* REQUIRED WORK
Go over the listing that follows and work out how many lines have the string "Course"; reply with the number by itself.

** TASK MATERIAL follows **

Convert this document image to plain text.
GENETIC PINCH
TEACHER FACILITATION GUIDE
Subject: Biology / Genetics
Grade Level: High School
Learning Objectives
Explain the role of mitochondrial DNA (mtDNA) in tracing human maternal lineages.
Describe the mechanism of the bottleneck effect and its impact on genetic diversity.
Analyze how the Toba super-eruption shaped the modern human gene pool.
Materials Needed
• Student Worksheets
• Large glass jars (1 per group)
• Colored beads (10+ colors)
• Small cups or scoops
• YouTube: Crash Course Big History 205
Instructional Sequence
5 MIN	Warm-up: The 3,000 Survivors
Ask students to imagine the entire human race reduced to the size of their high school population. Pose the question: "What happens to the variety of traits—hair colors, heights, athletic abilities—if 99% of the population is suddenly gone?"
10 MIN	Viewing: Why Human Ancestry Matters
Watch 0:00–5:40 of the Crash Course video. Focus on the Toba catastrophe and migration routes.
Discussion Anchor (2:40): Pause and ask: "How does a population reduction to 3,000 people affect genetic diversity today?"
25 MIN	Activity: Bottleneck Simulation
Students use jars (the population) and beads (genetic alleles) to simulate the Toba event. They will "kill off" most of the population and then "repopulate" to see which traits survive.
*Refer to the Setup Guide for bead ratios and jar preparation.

** End of TASK MATERIAL **

* WRITTEN SOLUTION
2